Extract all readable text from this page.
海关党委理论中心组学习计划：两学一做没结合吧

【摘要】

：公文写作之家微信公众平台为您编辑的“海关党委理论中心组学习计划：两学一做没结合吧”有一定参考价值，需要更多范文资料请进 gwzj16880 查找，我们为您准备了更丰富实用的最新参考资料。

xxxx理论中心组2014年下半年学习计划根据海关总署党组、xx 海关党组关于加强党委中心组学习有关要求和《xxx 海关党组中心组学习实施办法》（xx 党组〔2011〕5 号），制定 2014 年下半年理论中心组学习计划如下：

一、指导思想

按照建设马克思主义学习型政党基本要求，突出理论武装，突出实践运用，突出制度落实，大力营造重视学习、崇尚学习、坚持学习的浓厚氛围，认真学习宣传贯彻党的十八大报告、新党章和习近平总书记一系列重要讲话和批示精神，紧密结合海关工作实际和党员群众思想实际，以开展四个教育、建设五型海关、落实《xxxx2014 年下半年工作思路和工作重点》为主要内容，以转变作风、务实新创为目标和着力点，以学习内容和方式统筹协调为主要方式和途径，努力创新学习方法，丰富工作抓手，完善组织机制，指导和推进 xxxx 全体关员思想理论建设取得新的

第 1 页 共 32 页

=======

_Problem statement_
Repeat every entry word for word.

_Written answer_
Extract all readable text from this page.
海关党委理论中心组学习计划：两学一做没结合吧

【摘要】

：公文写作之家微信公众平台为您编辑的“海关党委理论中心组学习计划：两学一做没结合吧”有一定参考价值，需要更多范文资料请进 gwzj16880 查找，我们为您准备了更丰富实用的最新参考资料。

xxxx理论中心组2014年下半年学习计划根据海关总署党组、xx 海关党组关于加强党委中心组学习有关要求和《xxx 海关党组中心组学习实施办法》（xx 党组〔2011〕5 号），制定 2014 年下半年理论中心组学习计划如下：

一、指导思想

按照建设马克思主义学习型政党基本要求，突出理论武装，突出实践运用，突出制度落实，大力营造重视学习、崇尚学习、坚持学习的浓厚氛围，认真学习宣传贯彻党的十八大报告、新党章和习近平总书记一系列重要讲话和批示精神，紧密结合海关工作实际和党员群众思想实际，以开展四个教育、建设五型海关、落实《xxxx2014 年下半年工作思路和工作重点》为主要内容，以转变作风、务实新创为目标和着力点，以学习内容和方式统筹协调为主要方式和途径，努力创新学习方法，丰富工作抓手，完善组织机制，指导和推进 xxxx 全体关员思想理论建设取得新的

第 1 页 共 32 页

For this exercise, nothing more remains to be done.